#### Exercise objective
Write the listing out again, all of it, word for word.

Data entries:
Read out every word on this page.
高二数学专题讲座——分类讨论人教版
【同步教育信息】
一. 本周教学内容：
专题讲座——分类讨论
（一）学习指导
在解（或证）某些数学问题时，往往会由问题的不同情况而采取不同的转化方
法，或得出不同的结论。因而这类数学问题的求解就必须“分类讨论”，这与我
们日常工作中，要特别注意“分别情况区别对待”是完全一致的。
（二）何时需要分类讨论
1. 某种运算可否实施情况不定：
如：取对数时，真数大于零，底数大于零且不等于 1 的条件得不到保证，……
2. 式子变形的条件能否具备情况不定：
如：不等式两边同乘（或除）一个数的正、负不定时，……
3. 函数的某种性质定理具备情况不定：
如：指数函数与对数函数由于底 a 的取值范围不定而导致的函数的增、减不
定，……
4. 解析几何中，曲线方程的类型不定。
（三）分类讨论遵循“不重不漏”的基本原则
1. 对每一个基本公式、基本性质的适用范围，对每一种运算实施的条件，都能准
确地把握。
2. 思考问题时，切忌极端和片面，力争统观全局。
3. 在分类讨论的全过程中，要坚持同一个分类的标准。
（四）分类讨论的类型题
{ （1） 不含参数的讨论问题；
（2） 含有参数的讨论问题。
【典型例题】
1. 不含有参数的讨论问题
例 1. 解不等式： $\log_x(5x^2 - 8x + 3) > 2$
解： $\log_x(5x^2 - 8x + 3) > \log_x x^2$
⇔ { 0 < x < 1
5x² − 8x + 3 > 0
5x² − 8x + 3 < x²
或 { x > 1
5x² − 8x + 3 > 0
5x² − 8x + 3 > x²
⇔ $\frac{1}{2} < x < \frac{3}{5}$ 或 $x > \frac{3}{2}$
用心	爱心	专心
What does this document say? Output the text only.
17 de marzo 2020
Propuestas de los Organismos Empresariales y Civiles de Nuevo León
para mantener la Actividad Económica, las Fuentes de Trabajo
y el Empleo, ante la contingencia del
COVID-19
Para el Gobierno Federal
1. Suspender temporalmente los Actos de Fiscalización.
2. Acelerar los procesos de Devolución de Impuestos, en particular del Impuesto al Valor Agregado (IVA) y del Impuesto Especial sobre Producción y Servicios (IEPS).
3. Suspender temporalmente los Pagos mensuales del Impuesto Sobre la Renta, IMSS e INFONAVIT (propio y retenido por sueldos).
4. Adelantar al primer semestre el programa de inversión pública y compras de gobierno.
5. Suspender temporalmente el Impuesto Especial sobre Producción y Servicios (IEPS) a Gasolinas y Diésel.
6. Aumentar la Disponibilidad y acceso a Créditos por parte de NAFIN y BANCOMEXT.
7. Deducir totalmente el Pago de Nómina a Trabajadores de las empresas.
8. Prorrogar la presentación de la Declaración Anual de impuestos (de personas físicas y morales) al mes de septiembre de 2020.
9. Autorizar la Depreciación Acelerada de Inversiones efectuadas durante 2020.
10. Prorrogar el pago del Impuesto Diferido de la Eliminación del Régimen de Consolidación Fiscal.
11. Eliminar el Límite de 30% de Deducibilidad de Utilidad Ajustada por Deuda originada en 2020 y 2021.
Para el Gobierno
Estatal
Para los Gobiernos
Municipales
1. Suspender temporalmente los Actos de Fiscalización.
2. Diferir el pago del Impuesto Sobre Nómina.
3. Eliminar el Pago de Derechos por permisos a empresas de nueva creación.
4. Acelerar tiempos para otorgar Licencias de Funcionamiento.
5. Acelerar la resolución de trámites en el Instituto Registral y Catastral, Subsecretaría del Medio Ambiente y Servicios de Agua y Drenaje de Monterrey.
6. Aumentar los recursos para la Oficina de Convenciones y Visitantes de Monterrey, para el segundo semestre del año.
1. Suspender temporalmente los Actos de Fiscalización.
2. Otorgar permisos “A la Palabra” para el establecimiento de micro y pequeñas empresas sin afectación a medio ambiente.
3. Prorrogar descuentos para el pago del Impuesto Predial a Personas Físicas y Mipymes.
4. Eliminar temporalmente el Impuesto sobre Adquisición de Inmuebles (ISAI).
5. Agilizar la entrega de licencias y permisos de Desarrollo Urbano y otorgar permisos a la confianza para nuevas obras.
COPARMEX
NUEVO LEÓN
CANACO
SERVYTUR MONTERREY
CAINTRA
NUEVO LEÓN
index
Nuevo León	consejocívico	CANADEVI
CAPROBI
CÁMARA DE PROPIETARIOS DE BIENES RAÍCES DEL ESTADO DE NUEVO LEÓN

#### Reply to the exercise
Read out every word on this page.
高二数学专题讲座——分类讨论人教版
【同步教育信息】
一. 本周教学内容：
专题讲座——分类讨论
（一）学习指导
在解（或证）某些数学问题时，往往会由问题的不同情况而采取不同的转化方
法，或得出不同的结论。因而这类数学问题的求解就必须“分类讨论”，这与我
们日常工作中，要特别注意“分别情况区别对待”是完全一致的。
（二）何时需要分类讨论
1. 某种运算可否实施情况不定：
如：取对数时，真数大于零，底数大于零且不等于 1 的条件得不到保证，……
2. 式子变形的条件能否具备情况不定：
如：不等式两边同乘（或除）一个数的正、负不定时，……
3. 函数的某种性质定理具备情况不定：
如：指数函数与对数函数由于底 a 的取值范围不定而导致的函数的增、减不
定，……
4. 解析几何中，曲线方程的类型不定。
（三）分类讨论遵循“不重不漏”的基本原则
1. 对每一个基本公式、基本性质的适用范围，对每一种运算实施的条件，都能准
确地把握。
2. 思考问题时，切忌极端和片面，力争统观全局。
3. 在分类讨论的全过程中，要坚持同一个分类的标准。
（四）分类讨论的类型题
{ （1） 不含参数的讨论问题；
（2） 含有参数的讨论问题。
【典型例题】
1. 不含有参数的讨论问题
例 1. 解不等式： $\log_x(5x^2 - 8x + 3) > 2$
解： $\log_x(5x^2 - 8x + 3) > \log_x x^2$
⇔ { 0 < x < 1
5x² − 8x + 3 > 0
5x² − 8x + 3 < x²
或 { x > 1
5x² − 8x + 3 > 0
5x² − 8x + 3 > x²
⇔ $\frac{1}{2} < x < \frac{3}{5}$ 或 $x > \frac{3}{2}$
用心	爱心	专心
What does this document say? Output the text only.
17 de marzo 2020
Propuestas de los Organismos Empresariales y Civiles de Nuevo León
para mantener la Actividad Económica, las Fuentes de Trabajo
y el Empleo, ante la contingencia del
COVID-19
Para el Gobierno Federal
1. Suspender temporalmente los Actos de Fiscalización.
2. Acelerar los procesos de Devolución de Impuestos, en particular del Impuesto al Valor Agregado (IVA) y del Impuesto Especial sobre Producción y Servicios (IEPS).
3. Suspender temporalmente los Pagos mensuales del Impuesto Sobre la Renta, IMSS e INFONAVIT (propio y retenido por sueldos).
4. Adelantar al primer semestre el programa de inversión pública y compras de gobierno.
5. Suspender temporalmente el Impuesto Especial sobre Producción y Servicios (IEPS) a Gasolinas y Diésel.
6. Aumentar la Disponibilidad y acceso a Créditos por parte de NAFIN y BANCOMEXT.
7. Deducir totalmente el Pago de Nómina a Trabajadores de las empresas.
8. Prorrogar la presentación de la Declaración Anual de impuestos (de personas físicas y morales) al mes de septiembre de 2020.
9. Autorizar la Depreciación Acelerada de Inversiones efectuadas durante 2020.
10. Prorrogar el pago del Impuesto Diferido de la Eliminación del Régimen de Consolidación Fiscal.
11. Eliminar el Límite de 30% de Deducibilidad de Utilidad Ajustada por Deuda originada en 2020 y 2021.
Para el Gobierno
Estatal
Para los Gobiernos
Municipales
1. Suspender temporalmente los Actos de Fiscalización.
2. Diferir el pago del Impuesto Sobre Nómina.
3. Eliminar el Pago de Derechos por permisos a empresas de nueva creación.
4. Acelerar tiempos para otorgar Licencias de Funcionamiento.
5. Acelerar la resolución de trámites en el Instituto Registral y Catastral, Subsecretaría del Medio Ambiente y Servicios de Agua y Drenaje de Monterrey.
6. Aumentar los recursos para la Oficina de Convenciones y Visitantes de Monterrey, para el segundo semestre del año.
1. Suspender temporalmente los Actos de Fiscalización.
2. Otorgar permisos “A la Palabra” para el establecimiento de micro y pequeñas empresas sin afectación a medio ambiente.
3. Prorrogar descuentos para el pago del Impuesto Predial a Personas Físicas y Mipymes.
4. Eliminar temporalmente el Impuesto sobre Adquisición de Inmuebles (ISAI).
5. Agilizar la entrega de licencias y permisos de Desarrollo Urbano y otorgar permisos a la confianza para nuevas obras.
COPARMEX
NUEVO LEÓN
CANACO
SERVYTUR MONTERREY
CAINTRA
NUEVO LEÓN
index
Nuevo León	consejocívico	CANADEVI
CAPROBI
CÁMARA DE PROPIETARIOS DE BIENES RAÍCES DEL ESTADO DE NUEVO LEÓN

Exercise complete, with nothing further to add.